WHAT THE TASK REQUIRES |
Set the listing down again in full, word for word, with the pictures left out.

[Dataset records on visual material]
------------------------------------------------
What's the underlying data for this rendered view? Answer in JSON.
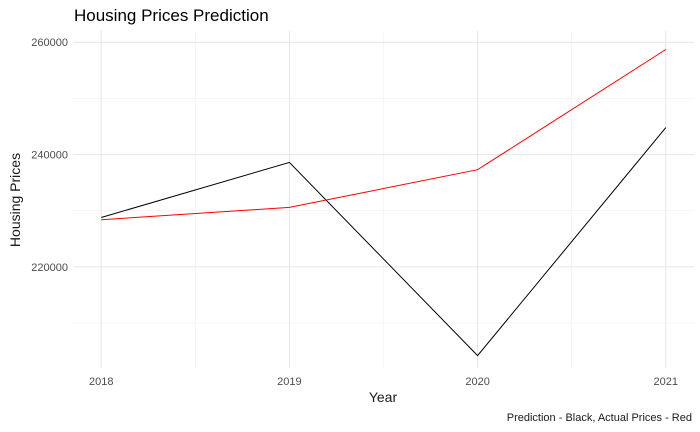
{
  "chart_data": {
    "type": "line",
    "title": "Housing Prices Prediction",
    "xlabel": "Year",
    "ylabel": "Housing Prices",
    "caption": "Prediction - Black, Actual Prices - Red",
    "x": [
      2018,
      2019,
      2020,
      2021
    ],
    "x_tick_labels": [
      "2018",
      "2019",
      "2020",
      "2021"
    ],
    "y_ticks": [
      220000,
      240000,
      260000
    ],
    "y_tick_labels": [
      "220000",
      "240000",
      "260000"
    ],
    "xlim": [
      2017.85,
      2021.15
    ],
    "ylim": [
      202000,
      262000
    ],
    "grid": true,
    "legend": "none",
    "series": [
      {
        "color": "#000000",
        "values": [
          228800,
          238600,
          204200,
          244800
        ]
      },
      {
        "color": "#ff0000",
        "values": [
          228400,
          230600,
          237300,
          258700
        ]
      }
    ]
  }
}
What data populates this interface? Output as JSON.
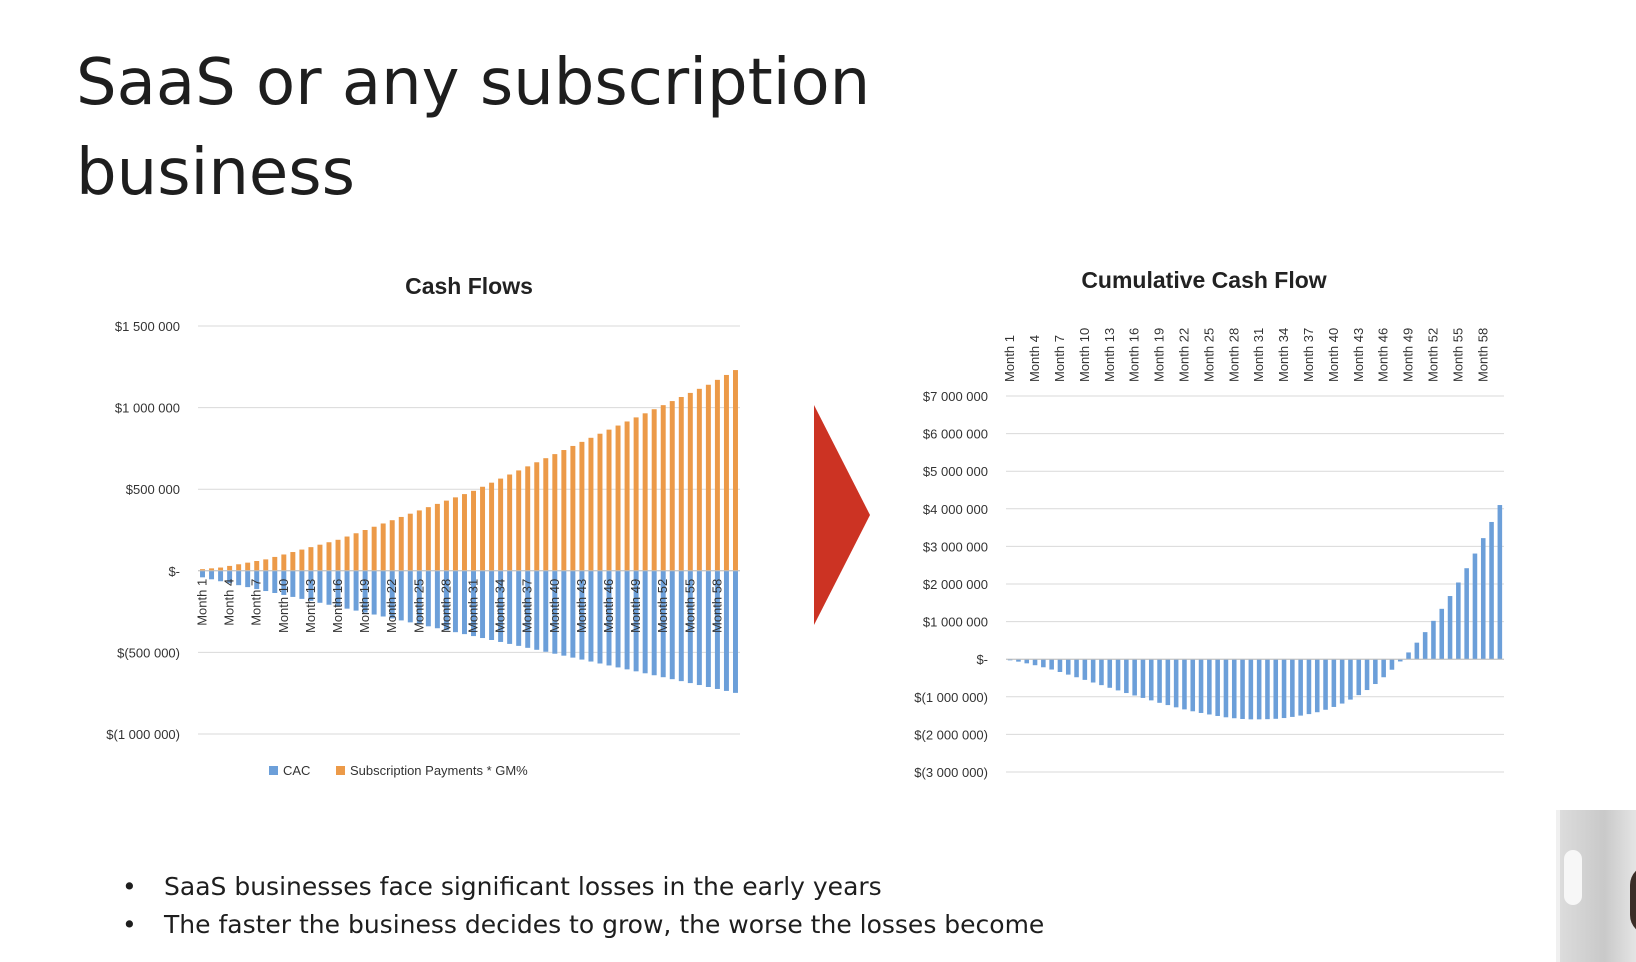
{
  "slide": {
    "title_lines": [
      "SaaS or any subscription",
      "business"
    ],
    "bullets": [
      "SaaS businesses face significant losses in the early years",
      "The faster the business decides to grow, the worse the losses become"
    ],
    "colors": {
      "cac": "#6c9fd9",
      "subscription": "#ec9a48",
      "cumulative": "#6c9fd9",
      "arrow": "#cc3323",
      "grid": "#d9d9d9",
      "axis": "#bfbfbf"
    },
    "decor_icons": [
      "arrow-right-icon",
      "webcam-overlay"
    ]
  },
  "chart_data": [
    {
      "type": "bar",
      "title": "Cash Flows",
      "stacked": true,
      "xlabel": "",
      "ylabel": "",
      "ylim": [
        -1000000,
        1500000
      ],
      "y_ticks": [
        1500000,
        1000000,
        500000,
        0,
        -500000,
        -1000000
      ],
      "y_tick_labels": [
        "$1 500 000",
        "$1 000 000",
        "$500 000",
        "$-",
        "$(500 000)",
        "$(1 000 000)"
      ],
      "x_tick_labels": [
        "Month 1",
        "Month 4",
        "Month 7",
        "Month 10",
        "Month 13",
        "Month 16",
        "Month 19",
        "Month 22",
        "Month 25",
        "Month 28",
        "Month 31",
        "Month 34",
        "Month 37",
        "Month 40",
        "Month 43",
        "Month 46",
        "Month 49",
        "Month 52",
        "Month 55",
        "Month 58"
      ],
      "x_tick_label_position": "near zero line, below",
      "categories": [
        "Month 1",
        "Month 2",
        "Month 3",
        "Month 4",
        "Month 5",
        "Month 6",
        "Month 7",
        "Month 8",
        "Month 9",
        "Month 10",
        "Month 11",
        "Month 12",
        "Month 13",
        "Month 14",
        "Month 15",
        "Month 16",
        "Month 17",
        "Month 18",
        "Month 19",
        "Month 20",
        "Month 21",
        "Month 22",
        "Month 23",
        "Month 24",
        "Month 25",
        "Month 26",
        "Month 27",
        "Month 28",
        "Month 29",
        "Month 30",
        "Month 31",
        "Month 32",
        "Month 33",
        "Month 34",
        "Month 35",
        "Month 36",
        "Month 37",
        "Month 38",
        "Month 39",
        "Month 40",
        "Month 41",
        "Month 42",
        "Month 43",
        "Month 44",
        "Month 45",
        "Month 46",
        "Month 47",
        "Month 48",
        "Month 49",
        "Month 50",
        "Month 51",
        "Month 52",
        "Month 53",
        "Month 54",
        "Month 55",
        "Month 56",
        "Month 57",
        "Month 58",
        "Month 59",
        "Month 60"
      ],
      "legend_position": "bottom",
      "grid": true,
      "series": [
        {
          "name": "CAC",
          "color": "#6c9fd9",
          "values": [
            -40000,
            -52000,
            -64000,
            -76000,
            -88000,
            -100000,
            -112000,
            -124000,
            -136000,
            -148000,
            -160000,
            -172000,
            -184000,
            -196000,
            -208000,
            -220000,
            -232000,
            -244000,
            -256000,
            -268000,
            -280000,
            -292000,
            -304000,
            -316000,
            -328000,
            -340000,
            -352000,
            -364000,
            -376000,
            -388000,
            -400000,
            -412000,
            -424000,
            -436000,
            -448000,
            -460000,
            -472000,
            -484000,
            -496000,
            -508000,
            -520000,
            -532000,
            -544000,
            -556000,
            -568000,
            -580000,
            -592000,
            -604000,
            -616000,
            -628000,
            -640000,
            -652000,
            -664000,
            -676000,
            -688000,
            -700000,
            -712000,
            -724000,
            -736000,
            -748000
          ]
        },
        {
          "name": "Subscription Payments * GM%",
          "color": "#ec9a48",
          "values": [
            10000,
            15000,
            20000,
            30000,
            40000,
            50000,
            60000,
            70000,
            85000,
            100000,
            115000,
            130000,
            145000,
            160000,
            175000,
            190000,
            210000,
            230000,
            250000,
            270000,
            290000,
            310000,
            330000,
            350000,
            370000,
            390000,
            410000,
            430000,
            450000,
            470000,
            490000,
            515000,
            540000,
            565000,
            590000,
            615000,
            640000,
            665000,
            690000,
            715000,
            740000,
            765000,
            790000,
            815000,
            840000,
            865000,
            890000,
            915000,
            940000,
            965000,
            990000,
            1015000,
            1040000,
            1065000,
            1090000,
            1115000,
            1140000,
            1170000,
            1200000,
            1230000
          ]
        }
      ]
    },
    {
      "type": "bar",
      "title": "Cumulative Cash Flow",
      "xlabel": "",
      "ylabel": "",
      "ylim": [
        -3000000,
        7000000
      ],
      "y_ticks": [
        7000000,
        6000000,
        5000000,
        4000000,
        3000000,
        2000000,
        1000000,
        0,
        -1000000,
        -2000000,
        -3000000
      ],
      "y_tick_labels": [
        "$7 000 000",
        "$6 000 000",
        "$5 000 000",
        "$4 000 000",
        "$3 000 000",
        "$2 000 000",
        "$1 000 000",
        "$-",
        "$(1 000 000)",
        "$(2 000 000)",
        "$(3 000 000)"
      ],
      "x_tick_labels": [
        "Month 1",
        "Month 4",
        "Month 7",
        "Month 10",
        "Month 13",
        "Month 16",
        "Month 19",
        "Month 22",
        "Month 25",
        "Month 28",
        "Month 31",
        "Month 34",
        "Month 37",
        "Month 40",
        "Month 43",
        "Month 46",
        "Month 49",
        "Month 52",
        "Month 55",
        "Month 58"
      ],
      "x_tick_label_position": "top",
      "grid": true,
      "series": [
        {
          "name": "",
          "color": "#6c9fd9",
          "values": [
            -30000,
            -65000,
            -110000,
            -160000,
            -215000,
            -275000,
            -340000,
            -410000,
            -480000,
            -550000,
            -620000,
            -690000,
            -760000,
            -830000,
            -900000,
            -965000,
            -1030000,
            -1095000,
            -1160000,
            -1220000,
            -1280000,
            -1335000,
            -1385000,
            -1430000,
            -1470000,
            -1510000,
            -1545000,
            -1570000,
            -1590000,
            -1600000,
            -1600000,
            -1595000,
            -1585000,
            -1565000,
            -1535000,
            -1500000,
            -1460000,
            -1410000,
            -1345000,
            -1270000,
            -1180000,
            -1075000,
            -955000,
            -820000,
            -660000,
            -480000,
            -280000,
            -60000,
            180000,
            440000,
            720000,
            1020000,
            1340000,
            1680000,
            2040000,
            2420000,
            2810000,
            3220000,
            3650000,
            4100000
          ]
        }
      ]
    }
  ]
}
------------------------------------------------
EXERCISE OUTPUT |
What's the underlying data for this rendered view? Answer in JSON.
{
  "chart_data": {
    "type": "line",
    "title": "Housing Prices Prediction",
    "xlabel": "Year",
    "ylabel": "Housing Prices",
    "caption": "Prediction - Black, Actual Prices - Red",
    "x": [
      2018,
      2019,
      2020,
      2021
    ],
    "x_tick_labels": [
      "2018",
      "2019",
      "2020",
      "2021"
    ],
    "y_ticks": [
      220000,
      240000,
      260000
    ],
    "y_tick_labels": [
      "220000",
      "240000",
      "260000"
    ],
    "xlim": [
      2017.85,
      2021.15
    ],
    "ylim": [
      202000,
      262000
    ],
    "grid": true,
    "legend": "none",
    "series": [
      {
        "color": "#000000",
        "values": [
          228800,
          238600,
          204200,
          244800
        ]
      },
      {
        "color": "#ff0000",
        "values": [
          228400,
          230600,
          237300,
          258700
        ]
      }
    ]
  }
}
What data populates this interface? Output as JSON.
{
  "slide": {
    "title_lines": [
      "SaaS or any subscription",
      "business"
    ],
    "bullets": [
      "SaaS businesses face significant losses in the early years",
      "The faster the business decides to grow, the worse the losses become"
    ],
    "colors": {
      "cac": "#6c9fd9",
      "subscription": "#ec9a48",
      "cumulative": "#6c9fd9",
      "arrow": "#cc3323",
      "grid": "#d9d9d9",
      "axis": "#bfbfbf"
    },
    "decor_icons": [
      "arrow-right-icon",
      "webcam-overlay"
    ]
  },
  "chart_data": [
    {
      "type": "bar",
      "title": "Cash Flows",
      "stacked": true,
      "xlabel": "",
      "ylabel": "",
      "ylim": [
        -1000000,
        1500000
      ],
      "y_ticks": [
        1500000,
        1000000,
        500000,
        0,
        -500000,
        -1000000
      ],
      "y_tick_labels": [
        "$1 500 000",
        "$1 000 000",
        "$500 000",
        "$-",
        "$(500 000)",
        "$(1 000 000)"
      ],
      "x_tick_labels": [
        "Month 1",
        "Month 4",
        "Month 7",
        "Month 10",
        "Month 13",
        "Month 16",
        "Month 19",
        "Month 22",
        "Month 25",
        "Month 28",
        "Month 31",
        "Month 34",
        "Month 37",
        "Month 40",
        "Month 43",
        "Month 46",
        "Month 49",
        "Month 52",
        "Month 55",
        "Month 58"
      ],
      "x_tick_label_position": "near zero line, below",
      "categories": [
        "Month 1",
        "Month 2",
        "Month 3",
        "Month 4",
        "Month 5",
        "Month 6",
        "Month 7",
        "Month 8",
        "Month 9",
        "Month 10",
        "Month 11",
        "Month 12",
        "Month 13",
        "Month 14",
        "Month 15",
        "Month 16",
        "Month 17",
        "Month 18",
        "Month 19",
        "Month 20",
        "Month 21",
        "Month 22",
        "Month 23",
        "Month 24",
        "Month 25",
        "Month 26",
        "Month 27",
        "Month 28",
        "Month 29",
        "Month 30",
        "Month 31",
        "Month 32",
        "Month 33",
        "Month 34",
        "Month 35",
        "Month 36",
        "Month 37",
        "Month 38",
        "Month 39",
        "Month 40",
        "Month 41",
        "Month 42",
        "Month 43",
        "Month 44",
        "Month 45",
        "Month 46",
        "Month 47",
        "Month 48",
        "Month 49",
        "Month 50",
        "Month 51",
        "Month 52",
        "Month 53",
        "Month 54",
        "Month 55",
        "Month 56",
        "Month 57",
        "Month 58",
        "Month 59",
        "Month 60"
      ],
      "legend_position": "bottom",
      "grid": true,
      "series": [
        {
          "name": "CAC",
          "color": "#6c9fd9",
          "values": [
            -40000,
            -52000,
            -64000,
            -76000,
            -88000,
            -100000,
            -112000,
            -124000,
            -136000,
            -148000,
            -160000,
            -172000,
            -184000,
            -196000,
            -208000,
            -220000,
            -232000,
            -244000,
            -256000,
            -268000,
            -280000,
            -292000,
            -304000,
            -316000,
            -328000,
            -340000,
            -352000,
            -364000,
            -376000,
            -388000,
            -400000,
            -412000,
            -424000,
            -436000,
            -448000,
            -460000,
            -472000,
            -484000,
            -496000,
            -508000,
            -520000,
            -532000,
            -544000,
            -556000,
            -568000,
            -580000,
            -592000,
            -604000,
            -616000,
            -628000,
            -640000,
            -652000,
            -664000,
            -676000,
            -688000,
            -700000,
            -712000,
            -724000,
            -736000,
            -748000
          ]
        },
        {
          "name": "Subscription Payments * GM%",
          "color": "#ec9a48",
          "values": [
            10000,
            15000,
            20000,
            30000,
            40000,
            50000,
            60000,
            70000,
            85000,
            100000,
            115000,
            130000,
            145000,
            160000,
            175000,
            190000,
            210000,
            230000,
            250000,
            270000,
            290000,
            310000,
            330000,
            350000,
            370000,
            390000,
            410000,
            430000,
            450000,
            470000,
            490000,
            515000,
            540000,
            565000,
            590000,
            615000,
            640000,
            665000,
            690000,
            715000,
            740000,
            765000,
            790000,
            815000,
            840000,
            865000,
            890000,
            915000,
            940000,
            965000,
            990000,
            1015000,
            1040000,
            1065000,
            1090000,
            1115000,
            1140000,
            1170000,
            1200000,
            1230000
          ]
        }
      ]
    },
    {
      "type": "bar",
      "title": "Cumulative Cash Flow",
      "xlabel": "",
      "ylabel": "",
      "ylim": [
        -3000000,
        7000000
      ],
      "y_ticks": [
        7000000,
        6000000,
        5000000,
        4000000,
        3000000,
        2000000,
        1000000,
        0,
        -1000000,
        -2000000,
        -3000000
      ],
      "y_tick_labels": [
        "$7 000 000",
        "$6 000 000",
        "$5 000 000",
        "$4 000 000",
        "$3 000 000",
        "$2 000 000",
        "$1 000 000",
        "$-",
        "$(1 000 000)",
        "$(2 000 000)",
        "$(3 000 000)"
      ],
      "x_tick_labels": [
        "Month 1",
        "Month 4",
        "Month 7",
        "Month 10",
        "Month 13",
        "Month 16",
        "Month 19",
        "Month 22",
        "Month 25",
        "Month 28",
        "Month 31",
        "Month 34",
        "Month 37",
        "Month 40",
        "Month 43",
        "Month 46",
        "Month 49",
        "Month 52",
        "Month 55",
        "Month 58"
      ],
      "x_tick_label_position": "top",
      "grid": true,
      "series": [
        {
          "name": "",
          "color": "#6c9fd9",
          "values": [
            -30000,
            -65000,
            -110000,
            -160000,
            -215000,
            -275000,
            -340000,
            -410000,
            -480000,
            -550000,
            -620000,
            -690000,
            -760000,
            -830000,
            -900000,
            -965000,
            -1030000,
            -1095000,
            -1160000,
            -1220000,
            -1280000,
            -1335000,
            -1385000,
            -1430000,
            -1470000,
            -1510000,
            -1545000,
            -1570000,
            -1590000,
            -1600000,
            -1600000,
            -1595000,
            -1585000,
            -1565000,
            -1535000,
            -1500000,
            -1460000,
            -1410000,
            -1345000,
            -1270000,
            -1180000,
            -1075000,
            -955000,
            -820000,
            -660000,
            -480000,
            -280000,
            -60000,
            180000,
            440000,
            720000,
            1020000,
            1340000,
            1680000,
            2040000,
            2420000,
            2810000,
            3220000,
            3650000,
            4100000
          ]
        }
      ]
    }
  ]
}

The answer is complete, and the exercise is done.